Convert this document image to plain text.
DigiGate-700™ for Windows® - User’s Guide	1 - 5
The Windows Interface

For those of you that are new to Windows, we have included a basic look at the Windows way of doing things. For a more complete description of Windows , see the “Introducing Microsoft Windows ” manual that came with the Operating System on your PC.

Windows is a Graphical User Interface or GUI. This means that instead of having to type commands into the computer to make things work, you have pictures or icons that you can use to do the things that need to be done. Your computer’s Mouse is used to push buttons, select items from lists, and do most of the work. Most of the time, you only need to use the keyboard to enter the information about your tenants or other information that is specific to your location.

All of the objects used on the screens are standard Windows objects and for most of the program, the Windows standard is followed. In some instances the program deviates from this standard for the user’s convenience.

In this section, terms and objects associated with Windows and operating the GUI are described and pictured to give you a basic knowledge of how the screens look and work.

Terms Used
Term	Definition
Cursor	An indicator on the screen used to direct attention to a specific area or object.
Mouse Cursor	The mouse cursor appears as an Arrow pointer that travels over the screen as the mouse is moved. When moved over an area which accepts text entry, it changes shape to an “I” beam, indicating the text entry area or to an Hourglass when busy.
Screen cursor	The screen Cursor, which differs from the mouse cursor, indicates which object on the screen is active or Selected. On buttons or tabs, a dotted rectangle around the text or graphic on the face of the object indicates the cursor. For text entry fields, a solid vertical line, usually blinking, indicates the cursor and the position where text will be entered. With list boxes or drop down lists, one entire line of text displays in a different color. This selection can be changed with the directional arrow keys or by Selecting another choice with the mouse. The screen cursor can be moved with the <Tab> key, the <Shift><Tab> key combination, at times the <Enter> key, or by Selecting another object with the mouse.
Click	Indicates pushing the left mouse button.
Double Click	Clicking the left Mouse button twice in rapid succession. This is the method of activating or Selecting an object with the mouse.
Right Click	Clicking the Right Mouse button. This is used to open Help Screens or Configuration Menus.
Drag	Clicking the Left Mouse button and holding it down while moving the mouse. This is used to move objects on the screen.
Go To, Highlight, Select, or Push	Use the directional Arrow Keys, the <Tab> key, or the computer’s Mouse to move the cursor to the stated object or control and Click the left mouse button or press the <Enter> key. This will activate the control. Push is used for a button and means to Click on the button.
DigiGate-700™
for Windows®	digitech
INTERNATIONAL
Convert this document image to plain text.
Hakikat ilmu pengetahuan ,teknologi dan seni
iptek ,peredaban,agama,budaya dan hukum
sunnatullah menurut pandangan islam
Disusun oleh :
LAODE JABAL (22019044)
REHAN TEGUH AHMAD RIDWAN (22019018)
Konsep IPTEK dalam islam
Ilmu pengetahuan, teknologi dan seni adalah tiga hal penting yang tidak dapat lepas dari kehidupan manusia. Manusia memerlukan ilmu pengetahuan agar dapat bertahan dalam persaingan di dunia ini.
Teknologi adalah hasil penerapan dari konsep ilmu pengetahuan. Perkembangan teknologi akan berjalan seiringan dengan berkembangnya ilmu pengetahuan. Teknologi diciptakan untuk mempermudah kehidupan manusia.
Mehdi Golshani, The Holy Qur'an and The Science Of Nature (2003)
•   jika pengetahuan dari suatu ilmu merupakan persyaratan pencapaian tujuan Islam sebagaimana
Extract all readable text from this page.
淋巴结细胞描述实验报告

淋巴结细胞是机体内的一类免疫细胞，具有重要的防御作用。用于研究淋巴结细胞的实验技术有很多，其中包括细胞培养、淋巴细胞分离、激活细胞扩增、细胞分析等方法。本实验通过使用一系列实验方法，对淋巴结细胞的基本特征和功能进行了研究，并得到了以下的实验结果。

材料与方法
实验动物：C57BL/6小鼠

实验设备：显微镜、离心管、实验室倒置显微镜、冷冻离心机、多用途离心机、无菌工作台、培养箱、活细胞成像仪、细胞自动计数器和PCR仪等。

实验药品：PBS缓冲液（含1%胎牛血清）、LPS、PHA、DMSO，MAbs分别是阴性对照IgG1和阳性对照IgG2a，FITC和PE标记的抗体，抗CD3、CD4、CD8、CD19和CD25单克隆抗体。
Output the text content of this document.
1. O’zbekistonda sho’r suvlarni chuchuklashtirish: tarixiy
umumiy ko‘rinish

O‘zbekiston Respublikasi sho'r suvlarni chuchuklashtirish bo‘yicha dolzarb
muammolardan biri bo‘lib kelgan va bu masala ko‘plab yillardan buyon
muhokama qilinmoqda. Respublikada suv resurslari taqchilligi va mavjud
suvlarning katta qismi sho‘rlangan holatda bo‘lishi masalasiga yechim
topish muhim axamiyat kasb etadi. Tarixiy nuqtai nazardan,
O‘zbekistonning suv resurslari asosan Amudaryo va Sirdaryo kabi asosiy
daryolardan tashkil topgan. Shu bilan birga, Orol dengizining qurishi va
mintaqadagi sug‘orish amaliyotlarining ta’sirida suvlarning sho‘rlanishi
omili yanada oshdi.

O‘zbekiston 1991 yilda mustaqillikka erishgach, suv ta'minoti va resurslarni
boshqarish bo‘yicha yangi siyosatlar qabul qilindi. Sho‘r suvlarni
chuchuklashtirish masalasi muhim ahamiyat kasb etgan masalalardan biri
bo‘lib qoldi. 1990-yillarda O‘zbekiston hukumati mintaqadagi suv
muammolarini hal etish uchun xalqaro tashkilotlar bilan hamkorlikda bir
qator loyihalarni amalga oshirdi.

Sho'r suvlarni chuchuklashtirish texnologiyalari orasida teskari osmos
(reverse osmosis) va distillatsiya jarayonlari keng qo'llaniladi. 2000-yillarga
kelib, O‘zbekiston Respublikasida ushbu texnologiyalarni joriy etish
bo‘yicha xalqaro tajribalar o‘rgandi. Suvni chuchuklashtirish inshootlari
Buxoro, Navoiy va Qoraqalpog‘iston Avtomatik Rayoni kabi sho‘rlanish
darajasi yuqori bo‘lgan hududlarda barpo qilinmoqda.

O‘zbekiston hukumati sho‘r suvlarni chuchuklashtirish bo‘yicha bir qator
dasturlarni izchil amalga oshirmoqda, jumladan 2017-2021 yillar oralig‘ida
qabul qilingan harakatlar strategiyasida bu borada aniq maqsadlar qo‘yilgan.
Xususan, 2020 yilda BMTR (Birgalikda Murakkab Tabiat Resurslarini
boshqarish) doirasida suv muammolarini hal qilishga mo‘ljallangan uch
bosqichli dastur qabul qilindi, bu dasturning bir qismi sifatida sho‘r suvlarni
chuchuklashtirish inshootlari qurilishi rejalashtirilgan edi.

________________________________________

### What you should do
Look back over the material above and state how many lines hold the word "dari". Write the number and nothing else.

### Answer to the problem
3